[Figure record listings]
------------------------------------------------

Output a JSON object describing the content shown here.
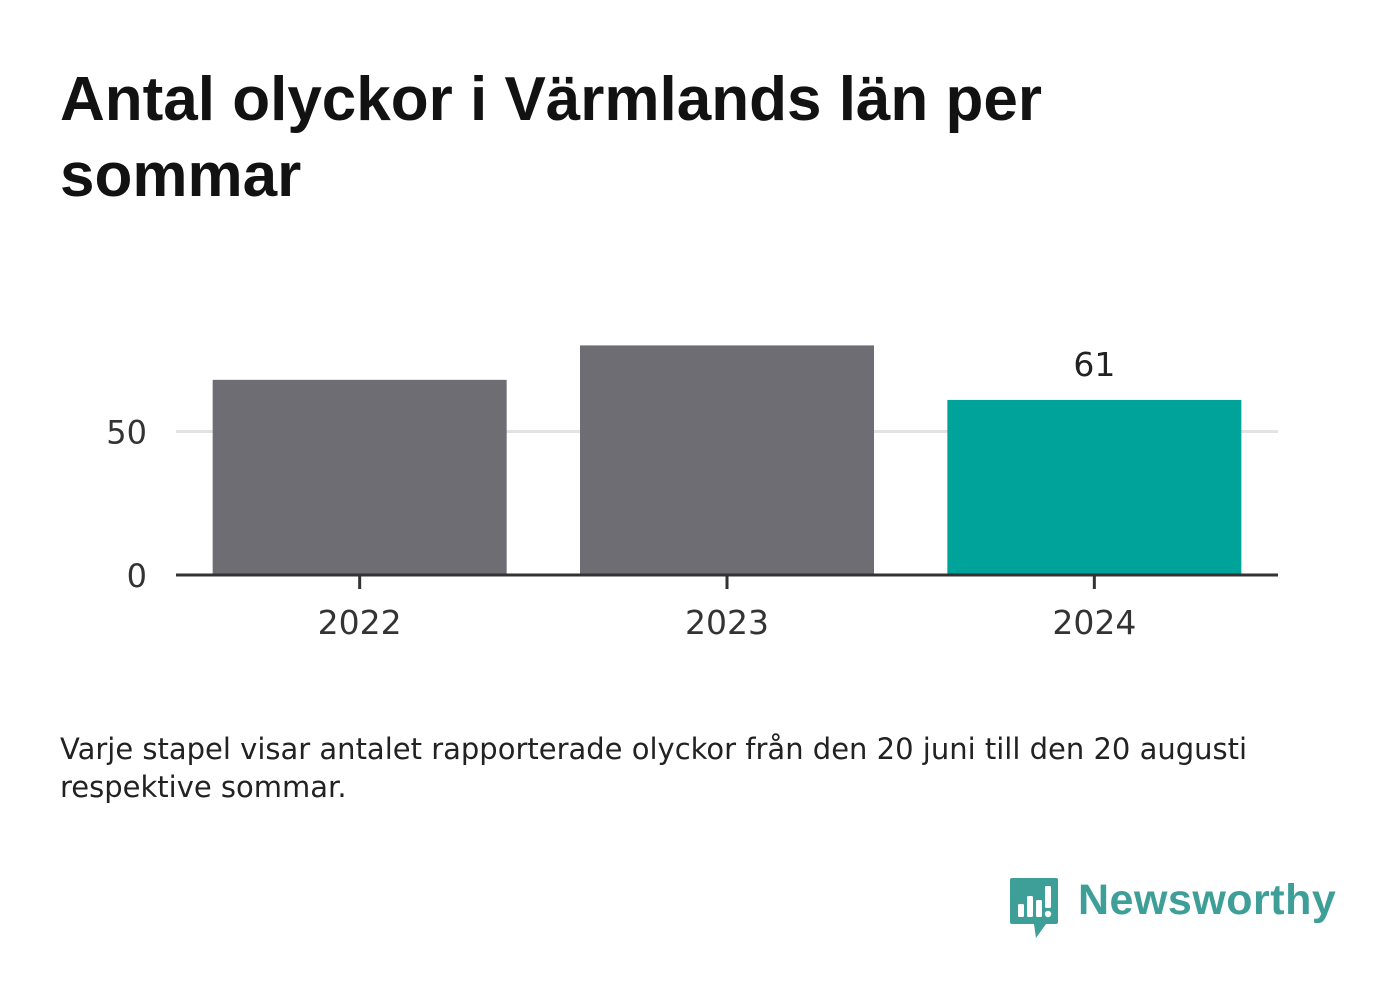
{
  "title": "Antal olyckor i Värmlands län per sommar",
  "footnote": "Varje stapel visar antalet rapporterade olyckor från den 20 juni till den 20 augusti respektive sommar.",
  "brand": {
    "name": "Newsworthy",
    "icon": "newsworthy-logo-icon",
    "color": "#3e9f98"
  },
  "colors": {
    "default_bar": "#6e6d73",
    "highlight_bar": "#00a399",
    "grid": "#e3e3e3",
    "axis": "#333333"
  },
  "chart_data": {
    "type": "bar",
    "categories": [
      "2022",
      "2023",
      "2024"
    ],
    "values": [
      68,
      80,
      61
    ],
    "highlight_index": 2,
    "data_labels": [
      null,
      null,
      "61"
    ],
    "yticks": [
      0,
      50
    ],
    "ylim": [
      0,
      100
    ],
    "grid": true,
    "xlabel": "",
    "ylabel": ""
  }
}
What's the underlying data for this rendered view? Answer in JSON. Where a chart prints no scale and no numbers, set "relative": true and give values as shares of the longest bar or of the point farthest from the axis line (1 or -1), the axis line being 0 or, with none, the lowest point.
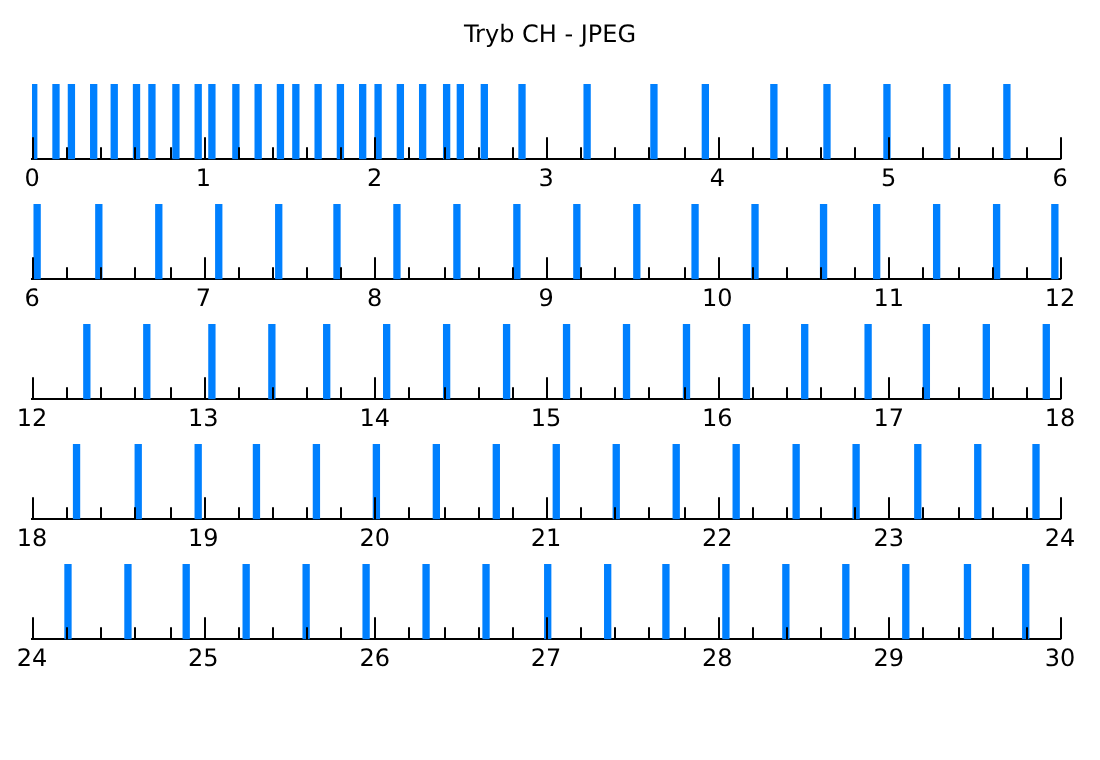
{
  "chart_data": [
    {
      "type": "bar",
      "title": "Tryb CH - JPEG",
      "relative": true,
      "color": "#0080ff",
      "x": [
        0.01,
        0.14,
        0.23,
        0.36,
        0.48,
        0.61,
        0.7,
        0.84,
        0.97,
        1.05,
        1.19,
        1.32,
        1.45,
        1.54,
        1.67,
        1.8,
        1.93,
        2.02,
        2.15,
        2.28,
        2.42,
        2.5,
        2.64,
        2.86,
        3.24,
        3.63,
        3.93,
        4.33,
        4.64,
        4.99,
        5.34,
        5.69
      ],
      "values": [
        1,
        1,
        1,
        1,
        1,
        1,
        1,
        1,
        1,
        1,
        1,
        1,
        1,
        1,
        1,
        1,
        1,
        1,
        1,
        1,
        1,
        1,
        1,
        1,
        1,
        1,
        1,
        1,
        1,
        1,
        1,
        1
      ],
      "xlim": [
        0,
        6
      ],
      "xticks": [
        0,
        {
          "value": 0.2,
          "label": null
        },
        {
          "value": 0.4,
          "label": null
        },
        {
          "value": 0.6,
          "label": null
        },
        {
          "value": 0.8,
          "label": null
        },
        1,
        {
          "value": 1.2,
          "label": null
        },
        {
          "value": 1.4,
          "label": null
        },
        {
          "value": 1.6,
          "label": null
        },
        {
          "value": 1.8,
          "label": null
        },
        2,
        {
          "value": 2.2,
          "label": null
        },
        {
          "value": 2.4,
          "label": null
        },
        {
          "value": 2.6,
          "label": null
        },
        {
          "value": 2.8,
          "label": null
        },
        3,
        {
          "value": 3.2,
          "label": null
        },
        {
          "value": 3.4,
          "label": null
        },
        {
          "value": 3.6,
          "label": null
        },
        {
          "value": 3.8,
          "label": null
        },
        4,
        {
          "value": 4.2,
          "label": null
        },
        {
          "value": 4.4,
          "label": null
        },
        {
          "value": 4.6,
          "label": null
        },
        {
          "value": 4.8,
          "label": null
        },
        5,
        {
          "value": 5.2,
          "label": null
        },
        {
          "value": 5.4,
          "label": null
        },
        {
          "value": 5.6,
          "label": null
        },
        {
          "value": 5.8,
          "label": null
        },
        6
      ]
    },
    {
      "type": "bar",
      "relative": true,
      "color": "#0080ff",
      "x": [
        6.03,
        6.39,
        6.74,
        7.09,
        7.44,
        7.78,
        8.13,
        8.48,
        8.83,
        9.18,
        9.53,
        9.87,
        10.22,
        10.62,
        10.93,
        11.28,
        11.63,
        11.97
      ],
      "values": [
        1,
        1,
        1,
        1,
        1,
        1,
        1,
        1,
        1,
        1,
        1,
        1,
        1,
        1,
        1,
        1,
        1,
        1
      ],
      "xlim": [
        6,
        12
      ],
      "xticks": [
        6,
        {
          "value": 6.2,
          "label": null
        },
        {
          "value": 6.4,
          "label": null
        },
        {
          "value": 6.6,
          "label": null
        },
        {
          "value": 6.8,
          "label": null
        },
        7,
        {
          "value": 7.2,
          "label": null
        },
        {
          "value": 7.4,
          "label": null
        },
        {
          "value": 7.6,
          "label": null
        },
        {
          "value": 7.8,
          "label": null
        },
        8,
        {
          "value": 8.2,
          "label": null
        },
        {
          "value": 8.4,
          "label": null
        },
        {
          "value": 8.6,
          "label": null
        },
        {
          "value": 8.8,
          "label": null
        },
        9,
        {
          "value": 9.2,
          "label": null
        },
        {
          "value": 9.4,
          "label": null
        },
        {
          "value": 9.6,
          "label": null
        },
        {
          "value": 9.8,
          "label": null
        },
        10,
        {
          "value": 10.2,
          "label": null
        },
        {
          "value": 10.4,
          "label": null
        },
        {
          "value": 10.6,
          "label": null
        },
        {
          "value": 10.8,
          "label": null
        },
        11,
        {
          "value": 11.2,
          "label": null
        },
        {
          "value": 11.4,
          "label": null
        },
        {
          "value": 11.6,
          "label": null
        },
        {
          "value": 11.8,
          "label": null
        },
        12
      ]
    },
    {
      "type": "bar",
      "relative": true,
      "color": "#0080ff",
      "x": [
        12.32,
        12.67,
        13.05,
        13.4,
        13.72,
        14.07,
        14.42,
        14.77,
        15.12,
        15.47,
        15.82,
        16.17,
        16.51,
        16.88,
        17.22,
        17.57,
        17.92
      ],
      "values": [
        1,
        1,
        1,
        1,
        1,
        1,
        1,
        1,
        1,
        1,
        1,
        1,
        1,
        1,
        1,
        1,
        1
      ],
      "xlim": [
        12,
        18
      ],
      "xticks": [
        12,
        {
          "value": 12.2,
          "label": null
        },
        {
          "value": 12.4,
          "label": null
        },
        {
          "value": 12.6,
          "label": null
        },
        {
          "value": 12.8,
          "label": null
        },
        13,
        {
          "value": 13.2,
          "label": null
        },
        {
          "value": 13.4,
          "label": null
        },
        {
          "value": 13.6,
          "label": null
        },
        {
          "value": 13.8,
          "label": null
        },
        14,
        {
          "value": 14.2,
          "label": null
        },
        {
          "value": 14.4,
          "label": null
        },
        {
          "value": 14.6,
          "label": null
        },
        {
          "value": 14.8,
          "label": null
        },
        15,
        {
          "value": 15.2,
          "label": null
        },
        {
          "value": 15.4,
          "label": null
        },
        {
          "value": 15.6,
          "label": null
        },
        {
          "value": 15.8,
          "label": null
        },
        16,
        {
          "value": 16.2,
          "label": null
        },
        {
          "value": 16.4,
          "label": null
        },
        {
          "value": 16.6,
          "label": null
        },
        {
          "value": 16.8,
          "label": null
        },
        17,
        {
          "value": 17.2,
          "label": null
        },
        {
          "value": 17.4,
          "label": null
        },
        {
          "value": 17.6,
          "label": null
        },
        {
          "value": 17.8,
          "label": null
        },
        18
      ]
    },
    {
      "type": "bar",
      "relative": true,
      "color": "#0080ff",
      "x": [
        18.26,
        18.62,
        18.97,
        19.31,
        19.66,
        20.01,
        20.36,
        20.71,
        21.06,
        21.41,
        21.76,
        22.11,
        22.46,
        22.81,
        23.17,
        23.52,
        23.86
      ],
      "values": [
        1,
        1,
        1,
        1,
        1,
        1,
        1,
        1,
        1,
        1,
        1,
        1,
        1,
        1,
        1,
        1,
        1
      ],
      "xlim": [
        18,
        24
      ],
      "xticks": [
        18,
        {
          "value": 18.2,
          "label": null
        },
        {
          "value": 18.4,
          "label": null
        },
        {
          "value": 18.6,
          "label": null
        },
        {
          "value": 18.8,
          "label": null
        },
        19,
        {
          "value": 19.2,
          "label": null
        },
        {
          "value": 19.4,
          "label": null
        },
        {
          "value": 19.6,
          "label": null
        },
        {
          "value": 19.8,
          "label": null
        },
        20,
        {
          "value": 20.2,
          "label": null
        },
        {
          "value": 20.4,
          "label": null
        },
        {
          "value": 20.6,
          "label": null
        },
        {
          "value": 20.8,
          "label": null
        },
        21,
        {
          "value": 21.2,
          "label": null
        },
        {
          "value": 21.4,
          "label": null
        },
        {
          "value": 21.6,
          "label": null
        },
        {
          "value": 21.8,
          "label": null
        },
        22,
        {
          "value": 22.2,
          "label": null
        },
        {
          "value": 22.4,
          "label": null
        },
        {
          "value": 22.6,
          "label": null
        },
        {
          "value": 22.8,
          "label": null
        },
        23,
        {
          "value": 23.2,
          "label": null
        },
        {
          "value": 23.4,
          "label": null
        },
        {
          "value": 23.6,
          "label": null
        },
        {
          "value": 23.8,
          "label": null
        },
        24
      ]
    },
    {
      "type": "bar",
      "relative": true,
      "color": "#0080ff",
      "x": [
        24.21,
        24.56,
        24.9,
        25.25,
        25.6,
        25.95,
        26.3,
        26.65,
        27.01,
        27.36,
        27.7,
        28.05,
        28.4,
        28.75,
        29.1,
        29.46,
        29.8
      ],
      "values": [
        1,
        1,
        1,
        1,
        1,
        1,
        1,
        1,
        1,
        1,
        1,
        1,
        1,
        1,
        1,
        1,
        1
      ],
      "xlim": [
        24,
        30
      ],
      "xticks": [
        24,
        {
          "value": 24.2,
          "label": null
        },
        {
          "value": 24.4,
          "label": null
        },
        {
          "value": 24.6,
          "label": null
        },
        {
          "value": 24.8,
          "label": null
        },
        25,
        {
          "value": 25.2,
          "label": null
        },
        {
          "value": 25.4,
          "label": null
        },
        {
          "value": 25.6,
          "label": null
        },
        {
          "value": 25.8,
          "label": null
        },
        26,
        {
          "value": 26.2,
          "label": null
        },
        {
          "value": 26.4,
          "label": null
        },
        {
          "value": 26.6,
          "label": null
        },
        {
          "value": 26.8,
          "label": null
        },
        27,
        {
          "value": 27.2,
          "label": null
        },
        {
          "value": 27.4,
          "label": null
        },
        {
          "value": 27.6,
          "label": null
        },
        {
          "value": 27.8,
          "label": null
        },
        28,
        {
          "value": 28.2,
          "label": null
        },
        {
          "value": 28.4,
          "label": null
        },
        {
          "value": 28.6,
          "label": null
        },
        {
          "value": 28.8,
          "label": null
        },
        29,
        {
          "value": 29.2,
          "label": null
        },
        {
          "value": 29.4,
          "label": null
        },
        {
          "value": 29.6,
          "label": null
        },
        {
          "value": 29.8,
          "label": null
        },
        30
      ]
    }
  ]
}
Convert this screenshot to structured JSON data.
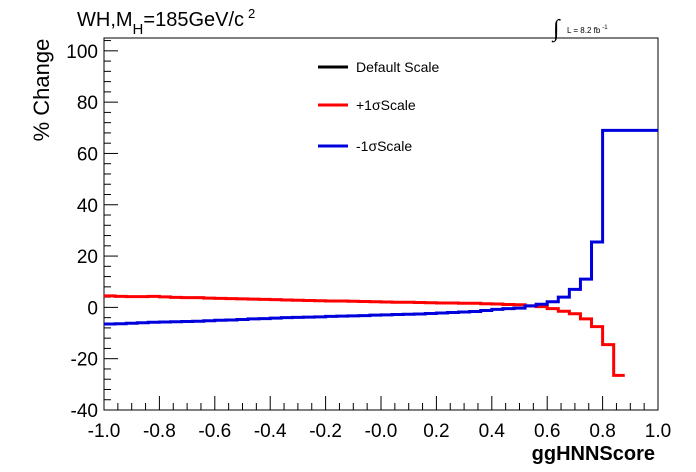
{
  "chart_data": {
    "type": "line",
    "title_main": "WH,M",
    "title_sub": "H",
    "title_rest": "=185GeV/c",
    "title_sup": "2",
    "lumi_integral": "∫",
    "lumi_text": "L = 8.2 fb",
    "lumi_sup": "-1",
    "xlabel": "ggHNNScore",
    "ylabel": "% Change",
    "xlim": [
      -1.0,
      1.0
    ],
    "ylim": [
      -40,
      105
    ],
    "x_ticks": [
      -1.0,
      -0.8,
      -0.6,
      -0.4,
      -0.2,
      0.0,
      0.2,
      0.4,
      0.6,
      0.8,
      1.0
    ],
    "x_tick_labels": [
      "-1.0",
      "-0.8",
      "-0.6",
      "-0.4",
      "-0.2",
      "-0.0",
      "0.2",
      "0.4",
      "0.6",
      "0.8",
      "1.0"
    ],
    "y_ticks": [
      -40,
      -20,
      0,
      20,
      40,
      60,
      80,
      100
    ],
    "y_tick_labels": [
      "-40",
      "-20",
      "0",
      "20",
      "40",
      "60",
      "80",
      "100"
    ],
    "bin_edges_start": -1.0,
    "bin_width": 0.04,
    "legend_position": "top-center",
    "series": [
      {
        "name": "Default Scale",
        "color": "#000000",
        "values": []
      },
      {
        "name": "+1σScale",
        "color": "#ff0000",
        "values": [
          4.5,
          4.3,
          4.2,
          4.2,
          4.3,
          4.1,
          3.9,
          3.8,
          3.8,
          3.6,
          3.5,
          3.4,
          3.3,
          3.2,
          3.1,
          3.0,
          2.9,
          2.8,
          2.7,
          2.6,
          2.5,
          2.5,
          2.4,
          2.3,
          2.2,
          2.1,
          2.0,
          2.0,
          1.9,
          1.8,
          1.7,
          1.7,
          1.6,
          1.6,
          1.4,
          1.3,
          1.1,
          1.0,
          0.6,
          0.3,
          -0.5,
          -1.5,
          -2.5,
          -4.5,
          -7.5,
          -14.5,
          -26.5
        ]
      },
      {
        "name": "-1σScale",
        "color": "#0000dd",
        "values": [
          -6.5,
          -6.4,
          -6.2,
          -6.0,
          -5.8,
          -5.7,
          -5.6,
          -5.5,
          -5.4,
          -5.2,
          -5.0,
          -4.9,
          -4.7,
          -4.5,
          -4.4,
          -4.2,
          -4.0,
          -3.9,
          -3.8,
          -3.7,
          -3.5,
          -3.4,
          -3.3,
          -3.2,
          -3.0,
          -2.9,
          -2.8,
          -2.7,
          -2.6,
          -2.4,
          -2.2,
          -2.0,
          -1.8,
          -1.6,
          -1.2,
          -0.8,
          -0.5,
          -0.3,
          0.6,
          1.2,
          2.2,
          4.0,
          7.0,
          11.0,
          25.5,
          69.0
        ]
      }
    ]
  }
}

------------------------------------------------

§ **Objective**: Say how many lines in this material hold "olyckor", and say nothing else.

§ **Task answer**: 2